▶ _What you have to do_
Starting with the line that contains "Decode this image", copy each line exactly through the end of the listing, and omit all pictures.
*** Material shown ***
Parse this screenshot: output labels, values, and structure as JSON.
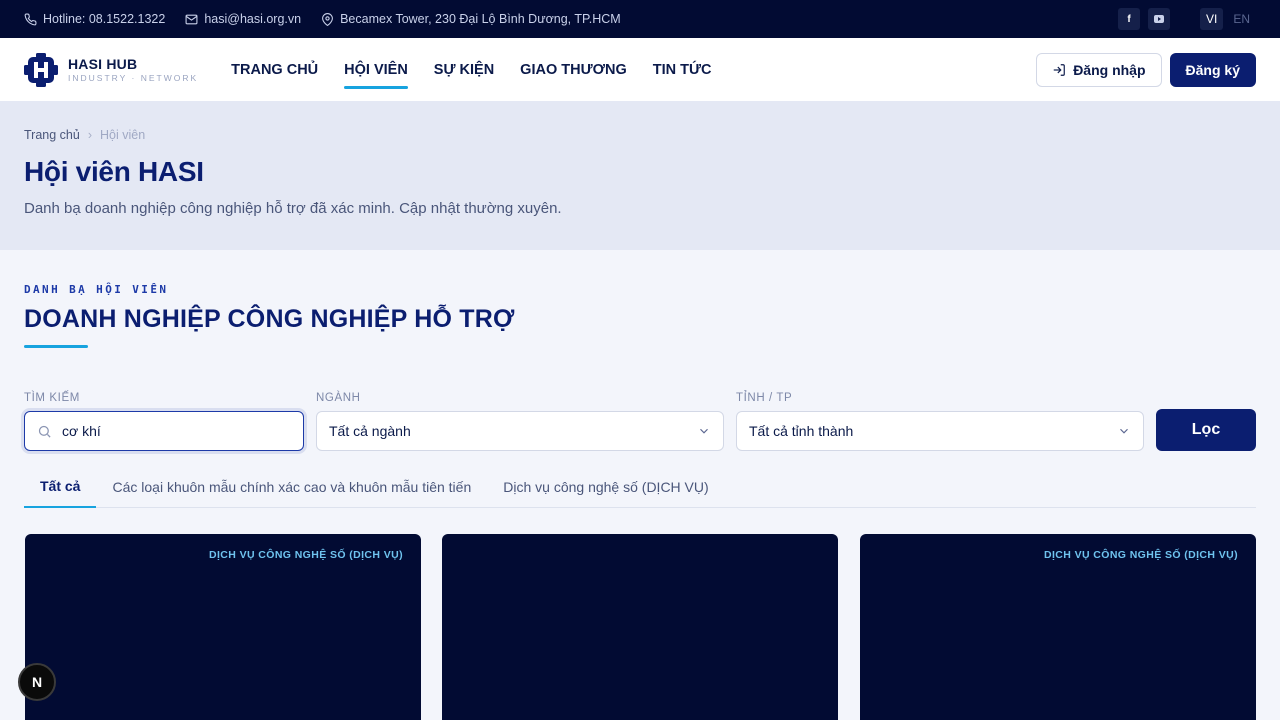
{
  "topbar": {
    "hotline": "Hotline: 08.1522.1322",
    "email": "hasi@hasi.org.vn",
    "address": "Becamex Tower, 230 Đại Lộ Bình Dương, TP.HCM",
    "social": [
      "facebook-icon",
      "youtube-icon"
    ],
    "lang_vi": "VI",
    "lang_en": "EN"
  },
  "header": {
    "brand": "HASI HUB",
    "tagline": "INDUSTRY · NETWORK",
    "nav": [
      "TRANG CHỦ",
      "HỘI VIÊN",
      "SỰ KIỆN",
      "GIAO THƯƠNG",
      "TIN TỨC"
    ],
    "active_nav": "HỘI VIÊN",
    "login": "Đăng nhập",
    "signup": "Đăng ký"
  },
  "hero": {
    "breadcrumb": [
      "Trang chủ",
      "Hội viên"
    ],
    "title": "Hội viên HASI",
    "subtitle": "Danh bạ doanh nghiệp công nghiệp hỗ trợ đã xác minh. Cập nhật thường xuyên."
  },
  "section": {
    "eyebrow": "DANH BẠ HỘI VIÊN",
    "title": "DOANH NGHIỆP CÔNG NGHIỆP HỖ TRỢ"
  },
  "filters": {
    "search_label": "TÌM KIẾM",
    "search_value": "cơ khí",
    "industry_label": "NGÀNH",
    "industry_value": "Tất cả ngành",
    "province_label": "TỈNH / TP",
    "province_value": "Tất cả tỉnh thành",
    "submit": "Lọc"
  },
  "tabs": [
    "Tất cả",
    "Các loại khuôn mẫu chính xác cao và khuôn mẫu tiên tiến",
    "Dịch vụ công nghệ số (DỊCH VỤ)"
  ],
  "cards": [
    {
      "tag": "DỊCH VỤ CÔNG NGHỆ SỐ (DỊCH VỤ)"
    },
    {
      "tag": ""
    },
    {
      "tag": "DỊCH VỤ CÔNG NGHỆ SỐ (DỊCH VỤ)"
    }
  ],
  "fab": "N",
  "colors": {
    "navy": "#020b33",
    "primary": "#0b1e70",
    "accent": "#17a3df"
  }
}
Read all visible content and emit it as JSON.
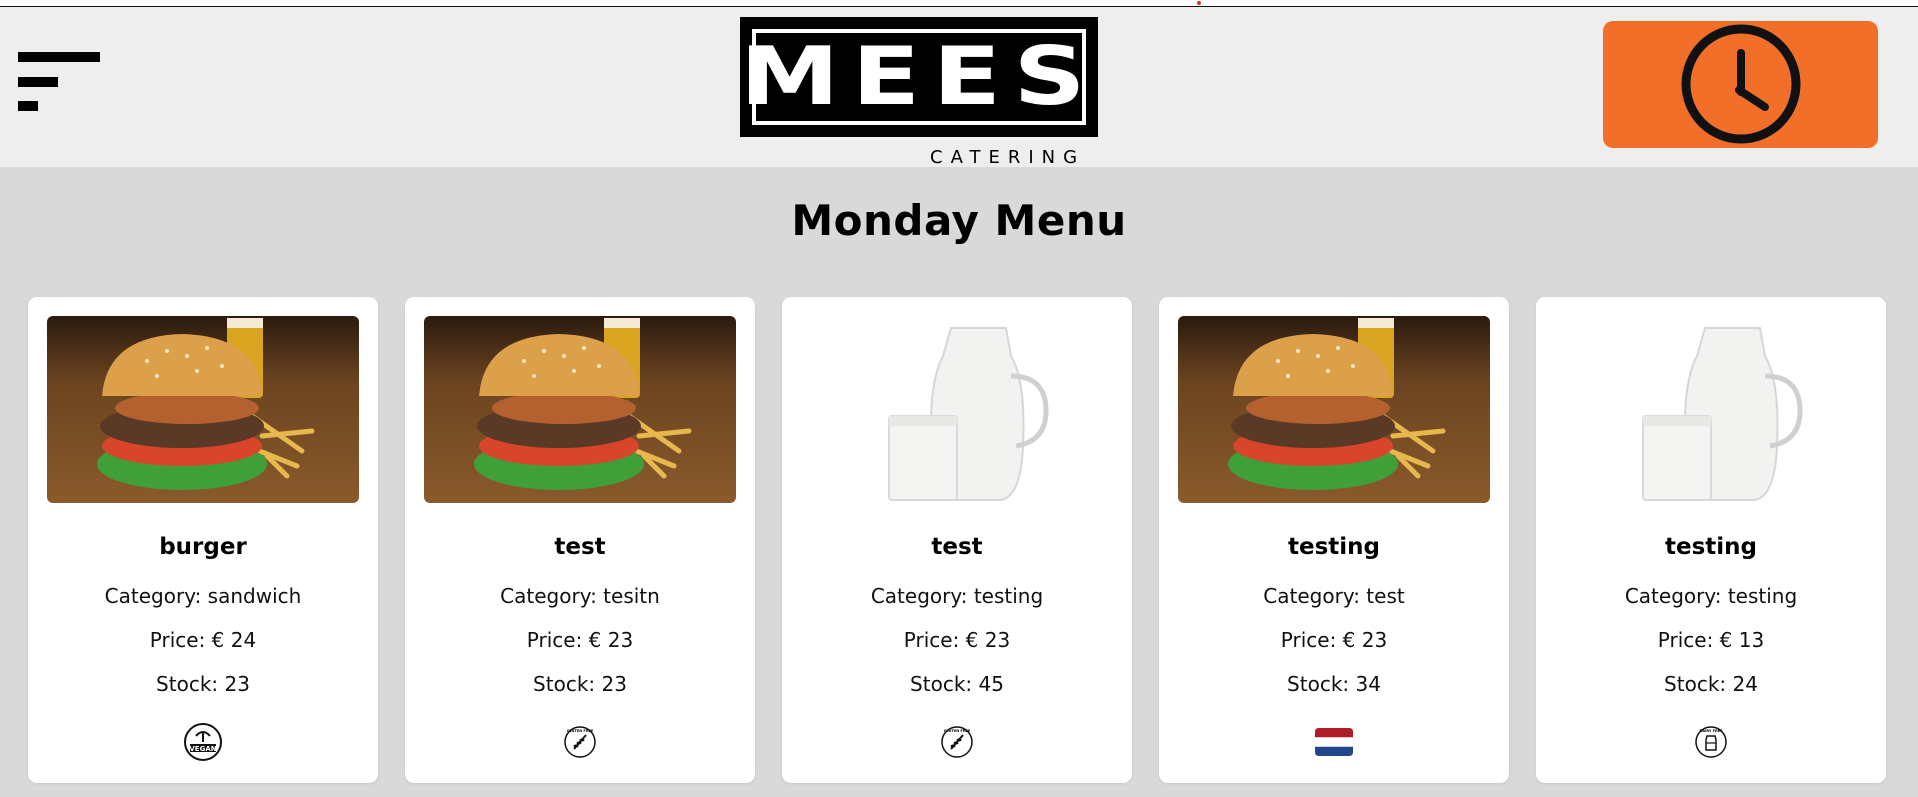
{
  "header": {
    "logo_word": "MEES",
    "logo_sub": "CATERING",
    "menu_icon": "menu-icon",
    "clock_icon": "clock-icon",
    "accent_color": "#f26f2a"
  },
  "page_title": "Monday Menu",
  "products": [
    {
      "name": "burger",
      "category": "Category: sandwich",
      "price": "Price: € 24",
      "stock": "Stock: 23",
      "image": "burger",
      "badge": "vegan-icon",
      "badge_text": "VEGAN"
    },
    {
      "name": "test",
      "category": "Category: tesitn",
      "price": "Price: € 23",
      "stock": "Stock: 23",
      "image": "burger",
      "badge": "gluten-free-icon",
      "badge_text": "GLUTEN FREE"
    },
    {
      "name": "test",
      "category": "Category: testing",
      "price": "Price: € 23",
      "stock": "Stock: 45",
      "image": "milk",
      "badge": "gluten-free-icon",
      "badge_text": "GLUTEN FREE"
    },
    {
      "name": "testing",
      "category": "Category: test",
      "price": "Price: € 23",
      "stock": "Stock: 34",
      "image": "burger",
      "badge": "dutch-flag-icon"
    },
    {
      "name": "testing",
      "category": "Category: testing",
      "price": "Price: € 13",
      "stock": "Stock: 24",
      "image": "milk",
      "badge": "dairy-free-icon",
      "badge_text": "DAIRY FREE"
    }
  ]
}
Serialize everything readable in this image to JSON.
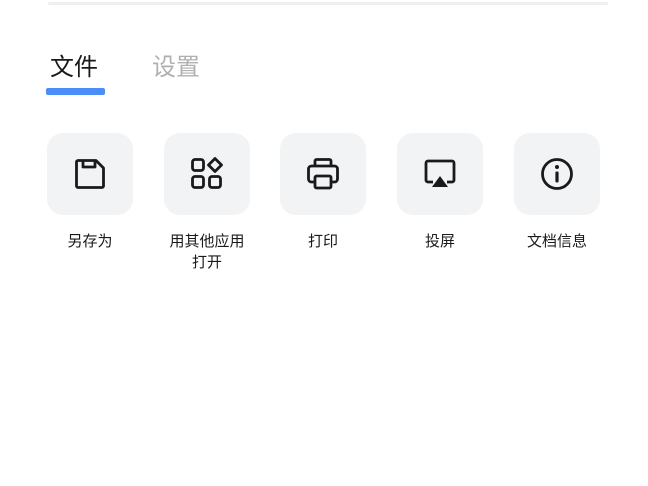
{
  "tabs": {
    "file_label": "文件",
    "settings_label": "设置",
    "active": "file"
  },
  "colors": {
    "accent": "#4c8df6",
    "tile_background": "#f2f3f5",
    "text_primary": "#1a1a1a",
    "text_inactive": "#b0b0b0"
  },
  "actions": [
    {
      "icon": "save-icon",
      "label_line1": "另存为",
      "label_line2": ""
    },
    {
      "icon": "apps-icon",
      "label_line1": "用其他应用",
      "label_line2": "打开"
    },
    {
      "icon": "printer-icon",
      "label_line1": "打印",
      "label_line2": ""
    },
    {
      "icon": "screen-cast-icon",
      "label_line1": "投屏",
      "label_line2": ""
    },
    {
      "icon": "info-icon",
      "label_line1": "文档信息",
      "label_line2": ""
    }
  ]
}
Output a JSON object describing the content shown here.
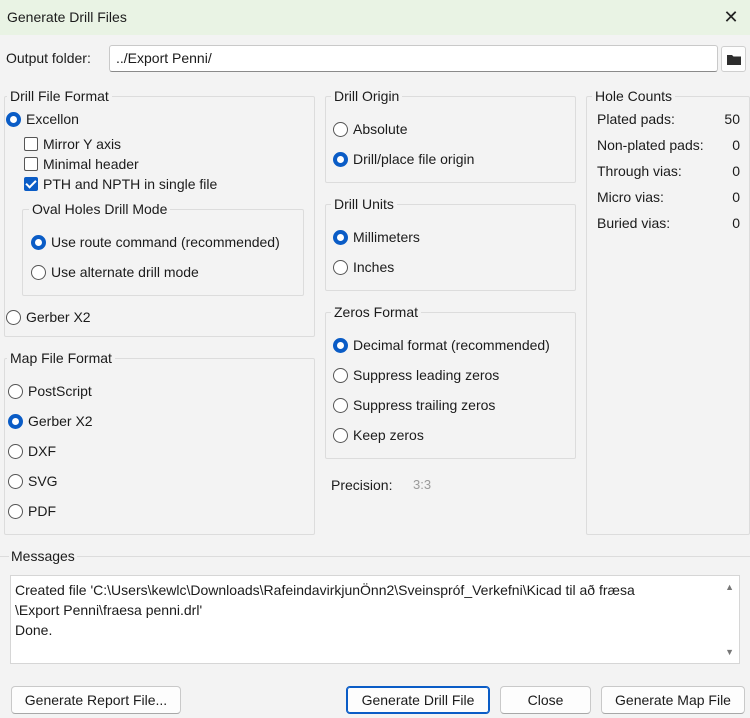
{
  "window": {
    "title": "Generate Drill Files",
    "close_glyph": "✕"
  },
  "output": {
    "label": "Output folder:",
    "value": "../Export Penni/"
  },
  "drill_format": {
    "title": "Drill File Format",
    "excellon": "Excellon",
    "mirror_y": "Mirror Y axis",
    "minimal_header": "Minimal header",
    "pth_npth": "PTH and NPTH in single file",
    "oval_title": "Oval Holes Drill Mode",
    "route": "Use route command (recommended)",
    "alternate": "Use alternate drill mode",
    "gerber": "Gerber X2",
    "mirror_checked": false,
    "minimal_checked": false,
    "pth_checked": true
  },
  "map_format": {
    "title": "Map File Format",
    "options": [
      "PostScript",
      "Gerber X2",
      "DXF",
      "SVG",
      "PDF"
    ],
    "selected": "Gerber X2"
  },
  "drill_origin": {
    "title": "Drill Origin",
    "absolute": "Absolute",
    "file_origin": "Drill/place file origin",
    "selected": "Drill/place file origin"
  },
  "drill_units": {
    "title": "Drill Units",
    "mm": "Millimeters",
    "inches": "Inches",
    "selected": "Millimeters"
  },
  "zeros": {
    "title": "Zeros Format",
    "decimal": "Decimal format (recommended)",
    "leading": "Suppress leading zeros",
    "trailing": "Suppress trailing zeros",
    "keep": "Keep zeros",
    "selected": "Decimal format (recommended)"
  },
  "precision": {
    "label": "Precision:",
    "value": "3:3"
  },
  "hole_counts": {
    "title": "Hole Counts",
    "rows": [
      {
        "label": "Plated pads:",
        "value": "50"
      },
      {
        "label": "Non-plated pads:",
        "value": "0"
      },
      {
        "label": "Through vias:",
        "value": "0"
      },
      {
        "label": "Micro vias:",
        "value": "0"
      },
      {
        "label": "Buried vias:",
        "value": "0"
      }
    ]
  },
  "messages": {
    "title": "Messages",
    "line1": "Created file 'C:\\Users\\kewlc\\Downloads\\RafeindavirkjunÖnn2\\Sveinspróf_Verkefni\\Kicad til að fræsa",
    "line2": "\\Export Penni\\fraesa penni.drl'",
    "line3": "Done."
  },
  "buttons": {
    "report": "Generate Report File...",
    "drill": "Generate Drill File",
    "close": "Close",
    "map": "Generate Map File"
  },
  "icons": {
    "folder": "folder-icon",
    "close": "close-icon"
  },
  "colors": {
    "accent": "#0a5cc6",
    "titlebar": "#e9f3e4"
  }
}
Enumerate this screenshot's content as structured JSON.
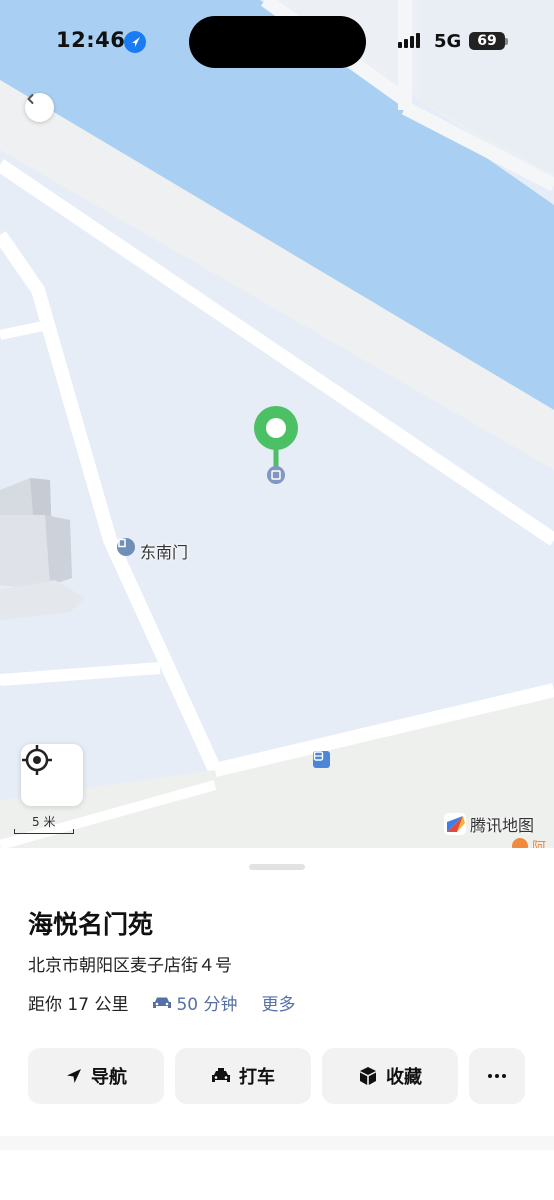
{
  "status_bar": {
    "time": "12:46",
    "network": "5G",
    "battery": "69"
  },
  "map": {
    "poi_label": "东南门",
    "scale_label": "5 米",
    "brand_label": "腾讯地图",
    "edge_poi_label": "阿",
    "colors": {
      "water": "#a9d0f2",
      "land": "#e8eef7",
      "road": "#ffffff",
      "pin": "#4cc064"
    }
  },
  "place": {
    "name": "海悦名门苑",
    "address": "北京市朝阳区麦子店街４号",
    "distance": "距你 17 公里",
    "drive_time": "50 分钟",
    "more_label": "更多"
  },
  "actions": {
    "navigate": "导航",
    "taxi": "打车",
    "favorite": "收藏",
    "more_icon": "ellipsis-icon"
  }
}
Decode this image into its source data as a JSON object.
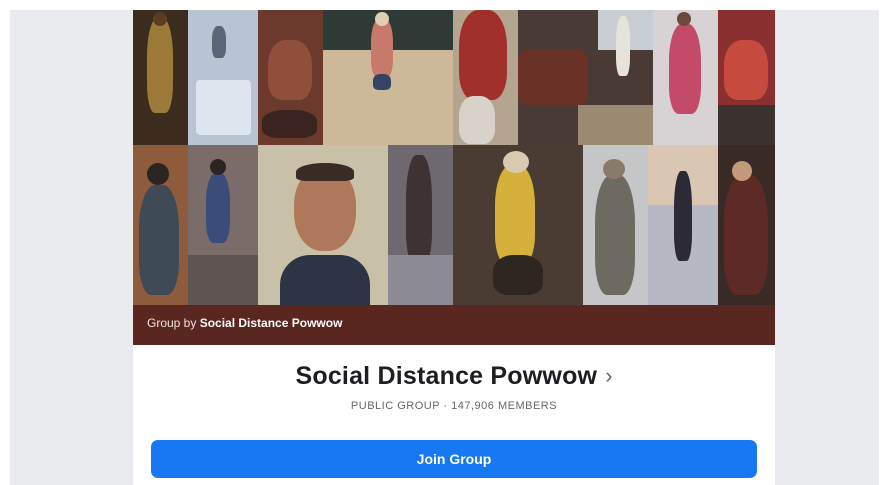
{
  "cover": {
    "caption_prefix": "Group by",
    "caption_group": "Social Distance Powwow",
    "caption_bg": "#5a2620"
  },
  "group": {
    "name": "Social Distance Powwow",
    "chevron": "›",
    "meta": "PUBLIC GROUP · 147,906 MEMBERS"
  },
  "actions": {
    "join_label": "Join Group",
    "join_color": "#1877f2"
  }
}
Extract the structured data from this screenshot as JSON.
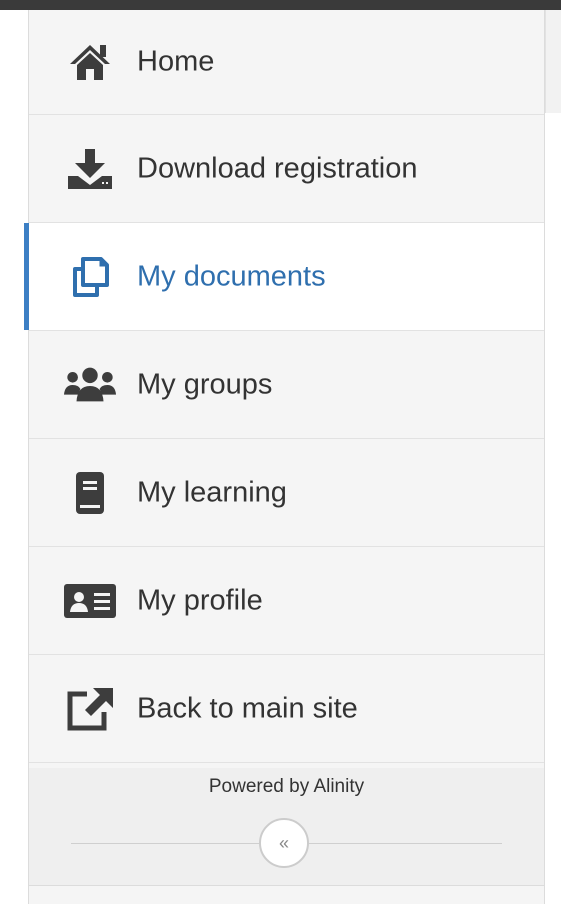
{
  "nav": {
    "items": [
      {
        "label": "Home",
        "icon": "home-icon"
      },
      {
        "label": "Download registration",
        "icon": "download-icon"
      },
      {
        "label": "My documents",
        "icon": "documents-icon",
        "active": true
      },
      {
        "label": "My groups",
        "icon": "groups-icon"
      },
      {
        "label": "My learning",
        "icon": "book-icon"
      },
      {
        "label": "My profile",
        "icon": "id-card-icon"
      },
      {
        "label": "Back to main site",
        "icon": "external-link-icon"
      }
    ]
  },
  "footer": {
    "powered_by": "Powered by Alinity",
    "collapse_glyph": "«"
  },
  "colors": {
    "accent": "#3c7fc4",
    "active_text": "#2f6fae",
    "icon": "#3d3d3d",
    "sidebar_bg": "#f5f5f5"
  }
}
***
▶ _Solution for this problem_
Decode this image into its source data as a JSON object.
{
  "cover": {
    "caption_prefix": "Group by",
    "caption_group": "Social Distance Powwow",
    "caption_bg": "#5a2620"
  },
  "group": {
    "name": "Social Distance Powwow",
    "chevron": "›",
    "meta": "PUBLIC GROUP · 147,906 MEMBERS"
  },
  "actions": {
    "join_label": "Join Group",
    "join_color": "#1877f2"
  }
}
Extract the structured data from this screenshot as JSON.
{
  "nav": {
    "items": [
      {
        "label": "Home",
        "icon": "home-icon"
      },
      {
        "label": "Download registration",
        "icon": "download-icon"
      },
      {
        "label": "My documents",
        "icon": "documents-icon",
        "active": true
      },
      {
        "label": "My groups",
        "icon": "groups-icon"
      },
      {
        "label": "My learning",
        "icon": "book-icon"
      },
      {
        "label": "My profile",
        "icon": "id-card-icon"
      },
      {
        "label": "Back to main site",
        "icon": "external-link-icon"
      }
    ]
  },
  "footer": {
    "powered_by": "Powered by Alinity",
    "collapse_glyph": "«"
  },
  "colors": {
    "accent": "#3c7fc4",
    "active_text": "#2f6fae",
    "icon": "#3d3d3d",
    "sidebar_bg": "#f5f5f5"
  }
}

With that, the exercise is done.